**INSTRUCTIONS FOR THE TASK:** Transcribe the listing word for word.

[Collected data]
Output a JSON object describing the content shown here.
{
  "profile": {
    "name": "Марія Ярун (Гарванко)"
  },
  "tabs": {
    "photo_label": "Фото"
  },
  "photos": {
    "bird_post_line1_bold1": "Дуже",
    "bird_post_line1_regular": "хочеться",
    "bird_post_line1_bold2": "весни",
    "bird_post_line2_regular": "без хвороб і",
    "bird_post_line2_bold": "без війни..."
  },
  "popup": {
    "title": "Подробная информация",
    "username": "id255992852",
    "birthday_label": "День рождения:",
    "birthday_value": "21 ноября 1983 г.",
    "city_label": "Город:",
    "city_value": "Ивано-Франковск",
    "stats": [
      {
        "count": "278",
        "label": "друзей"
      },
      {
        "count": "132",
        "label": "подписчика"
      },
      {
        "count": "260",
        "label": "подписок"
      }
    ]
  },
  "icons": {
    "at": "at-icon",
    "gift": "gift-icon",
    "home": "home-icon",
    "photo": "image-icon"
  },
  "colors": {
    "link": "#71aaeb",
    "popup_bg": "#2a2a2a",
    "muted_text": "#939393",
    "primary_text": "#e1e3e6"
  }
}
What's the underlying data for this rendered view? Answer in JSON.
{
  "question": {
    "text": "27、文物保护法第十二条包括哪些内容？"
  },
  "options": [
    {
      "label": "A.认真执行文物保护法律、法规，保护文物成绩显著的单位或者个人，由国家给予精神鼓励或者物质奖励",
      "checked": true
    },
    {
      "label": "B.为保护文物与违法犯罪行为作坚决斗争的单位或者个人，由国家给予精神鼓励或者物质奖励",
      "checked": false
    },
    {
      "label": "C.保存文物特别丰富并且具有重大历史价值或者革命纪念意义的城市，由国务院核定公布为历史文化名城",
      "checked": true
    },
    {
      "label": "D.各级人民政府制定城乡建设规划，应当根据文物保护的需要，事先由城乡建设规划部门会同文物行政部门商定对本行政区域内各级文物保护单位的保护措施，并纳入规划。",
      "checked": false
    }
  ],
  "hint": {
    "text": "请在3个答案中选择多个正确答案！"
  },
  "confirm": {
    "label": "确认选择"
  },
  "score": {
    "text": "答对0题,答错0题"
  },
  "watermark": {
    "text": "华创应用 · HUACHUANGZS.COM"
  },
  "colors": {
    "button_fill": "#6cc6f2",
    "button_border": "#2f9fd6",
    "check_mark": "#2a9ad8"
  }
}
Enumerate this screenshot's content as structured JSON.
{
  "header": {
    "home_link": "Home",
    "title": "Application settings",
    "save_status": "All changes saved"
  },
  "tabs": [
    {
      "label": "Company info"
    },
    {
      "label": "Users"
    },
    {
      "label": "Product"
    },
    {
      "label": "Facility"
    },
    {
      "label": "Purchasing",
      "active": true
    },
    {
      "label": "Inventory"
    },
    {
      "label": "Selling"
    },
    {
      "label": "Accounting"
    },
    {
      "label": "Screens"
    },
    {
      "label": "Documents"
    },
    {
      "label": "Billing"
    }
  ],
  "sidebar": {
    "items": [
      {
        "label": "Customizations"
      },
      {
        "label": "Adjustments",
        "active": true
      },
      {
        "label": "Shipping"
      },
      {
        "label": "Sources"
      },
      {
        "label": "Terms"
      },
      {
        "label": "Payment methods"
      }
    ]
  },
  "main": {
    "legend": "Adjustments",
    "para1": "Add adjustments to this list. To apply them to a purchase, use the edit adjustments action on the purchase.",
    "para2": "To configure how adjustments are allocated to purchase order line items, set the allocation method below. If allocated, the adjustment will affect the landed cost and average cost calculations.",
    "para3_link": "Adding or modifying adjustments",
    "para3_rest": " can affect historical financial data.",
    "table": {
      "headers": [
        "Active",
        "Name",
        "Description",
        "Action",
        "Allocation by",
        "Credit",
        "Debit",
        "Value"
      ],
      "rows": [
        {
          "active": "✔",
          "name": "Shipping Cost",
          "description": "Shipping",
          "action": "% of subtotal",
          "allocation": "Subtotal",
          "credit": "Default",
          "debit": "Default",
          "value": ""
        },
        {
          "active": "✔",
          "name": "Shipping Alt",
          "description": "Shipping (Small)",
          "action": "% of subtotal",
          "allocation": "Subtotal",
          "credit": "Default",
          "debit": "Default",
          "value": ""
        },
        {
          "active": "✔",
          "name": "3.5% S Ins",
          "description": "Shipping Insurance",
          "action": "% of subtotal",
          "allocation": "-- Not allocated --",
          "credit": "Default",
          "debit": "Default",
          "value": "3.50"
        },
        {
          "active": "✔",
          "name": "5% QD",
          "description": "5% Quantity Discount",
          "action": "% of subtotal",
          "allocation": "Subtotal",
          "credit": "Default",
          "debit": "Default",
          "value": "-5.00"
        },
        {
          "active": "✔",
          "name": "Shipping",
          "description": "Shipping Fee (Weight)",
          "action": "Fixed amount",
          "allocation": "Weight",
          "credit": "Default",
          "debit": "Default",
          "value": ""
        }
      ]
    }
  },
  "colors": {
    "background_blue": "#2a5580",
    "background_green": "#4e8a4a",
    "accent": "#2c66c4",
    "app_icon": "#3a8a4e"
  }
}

**EXPECTED ANSWER:**
Output a JSON object describing the content shown here.
{
  "profile": {
    "name": "Марія Ярун (Гарванко)"
  },
  "tabs": {
    "photo_label": "Фото"
  },
  "photos": {
    "bird_post_line1_bold1": "Дуже",
    "bird_post_line1_regular": "хочеться",
    "bird_post_line1_bold2": "весни",
    "bird_post_line2_regular": "без хвороб і",
    "bird_post_line2_bold": "без війни..."
  },
  "popup": {
    "title": "Подробная информация",
    "username": "id255992852",
    "birthday_label": "День рождения:",
    "birthday_value": "21 ноября 1983 г.",
    "city_label": "Город:",
    "city_value": "Ивано-Франковск",
    "stats": [
      {
        "count": "278",
        "label": "друзей"
      },
      {
        "count": "132",
        "label": "подписчика"
      },
      {
        "count": "260",
        "label": "подписок"
      }
    ]
  },
  "icons": {
    "at": "at-icon",
    "gift": "gift-icon",
    "home": "home-icon",
    "photo": "image-icon"
  },
  "colors": {
    "link": "#71aaeb",
    "popup_bg": "#2a2a2a",
    "muted_text": "#939393",
    "primary_text": "#e1e3e6"
  }
}
What's the underlying data for this rendered view? Answer in JSON.
{
  "question": {
    "text": "27、文物保护法第十二条包括哪些内容？"
  },
  "options": [
    {
      "label": "A.认真执行文物保护法律、法规，保护文物成绩显著的单位或者个人，由国家给予精神鼓励或者物质奖励",
      "checked": true
    },
    {
      "label": "B.为保护文物与违法犯罪行为作坚决斗争的单位或者个人，由国家给予精神鼓励或者物质奖励",
      "checked": false
    },
    {
      "label": "C.保存文物特别丰富并且具有重大历史价值或者革命纪念意义的城市，由国务院核定公布为历史文化名城",
      "checked": true
    },
    {
      "label": "D.各级人民政府制定城乡建设规划，应当根据文物保护的需要，事先由城乡建设规划部门会同文物行政部门商定对本行政区域内各级文物保护单位的保护措施，并纳入规划。",
      "checked": false
    }
  ],
  "hint": {
    "text": "请在3个答案中选择多个正确答案！"
  },
  "confirm": {
    "label": "确认选择"
  },
  "score": {
    "text": "答对0题,答错0题"
  },
  "watermark": {
    "text": "华创应用 · HUACHUANGZS.COM"
  },
  "colors": {
    "button_fill": "#6cc6f2",
    "button_border": "#2f9fd6",
    "check_mark": "#2a9ad8"
  }
}
Enumerate this screenshot's content as structured JSON.
{
  "header": {
    "home_link": "Home",
    "title": "Application settings",
    "save_status": "All changes saved"
  },
  "tabs": [
    {
      "label": "Company info"
    },
    {
      "label": "Users"
    },
    {
      "label": "Product"
    },
    {
      "label": "Facility"
    },
    {
      "label": "Purchasing",
      "active": true
    },
    {
      "label": "Inventory"
    },
    {
      "label": "Selling"
    },
    {
      "label": "Accounting"
    },
    {
      "label": "Screens"
    },
    {
      "label": "Documents"
    },
    {
      "label": "Billing"
    }
  ],
  "sidebar": {
    "items": [
      {
        "label": "Customizations"
      },
      {
        "label": "Adjustments",
        "active": true
      },
      {
        "label": "Shipping"
      },
      {
        "label": "Sources"
      },
      {
        "label": "Terms"
      },
      {
        "label": "Payment methods"
      }
    ]
  },
  "main": {
    "legend": "Adjustments",
    "para1": "Add adjustments to this list. To apply them to a purchase, use the edit adjustments action on the purchase.",
    "para2": "To configure how adjustments are allocated to purchase order line items, set the allocation method below. If allocated, the adjustment will affect the landed cost and average cost calculations.",
    "para3_link": "Adding or modifying adjustments",
    "para3_rest": " can affect historical financial data.",
    "table": {
      "headers": [
        "Active",
        "Name",
        "Description",
        "Action",
        "Allocation by",
        "Credit",
        "Debit",
        "Value"
      ],
      "rows": [
        {
          "active": "✔",
          "name": "Shipping Cost",
          "description": "Shipping",
          "action": "% of subtotal",
          "allocation": "Subtotal",
          "credit": "Default",
          "debit": "Default",
          "value": ""
        },
        {
          "active": "✔",
          "name": "Shipping Alt",
          "description": "Shipping (Small)",
          "action": "% of subtotal",
          "allocation": "Subtotal",
          "credit": "Default",
          "debit": "Default",
          "value": ""
        },
        {
          "active": "✔",
          "name": "3.5% S Ins",
          "description": "Shipping Insurance",
          "action": "% of subtotal",
          "allocation": "-- Not allocated --",
          "credit": "Default",
          "debit": "Default",
          "value": "3.50"
        },
        {
          "active": "✔",
          "name": "5% QD",
          "description": "5% Quantity Discount",
          "action": "% of subtotal",
          "allocation": "Subtotal",
          "credit": "Default",
          "debit": "Default",
          "value": "-5.00"
        },
        {
          "active": "✔",
          "name": "Shipping",
          "description": "Shipping Fee (Weight)",
          "action": "Fixed amount",
          "allocation": "Weight",
          "credit": "Default",
          "debit": "Default",
          "value": ""
        }
      ]
    }
  },
  "colors": {
    "background_blue": "#2a5580",
    "background_green": "#4e8a4a",
    "accent": "#2c66c4",
    "app_icon": "#3a8a4e"
  }
}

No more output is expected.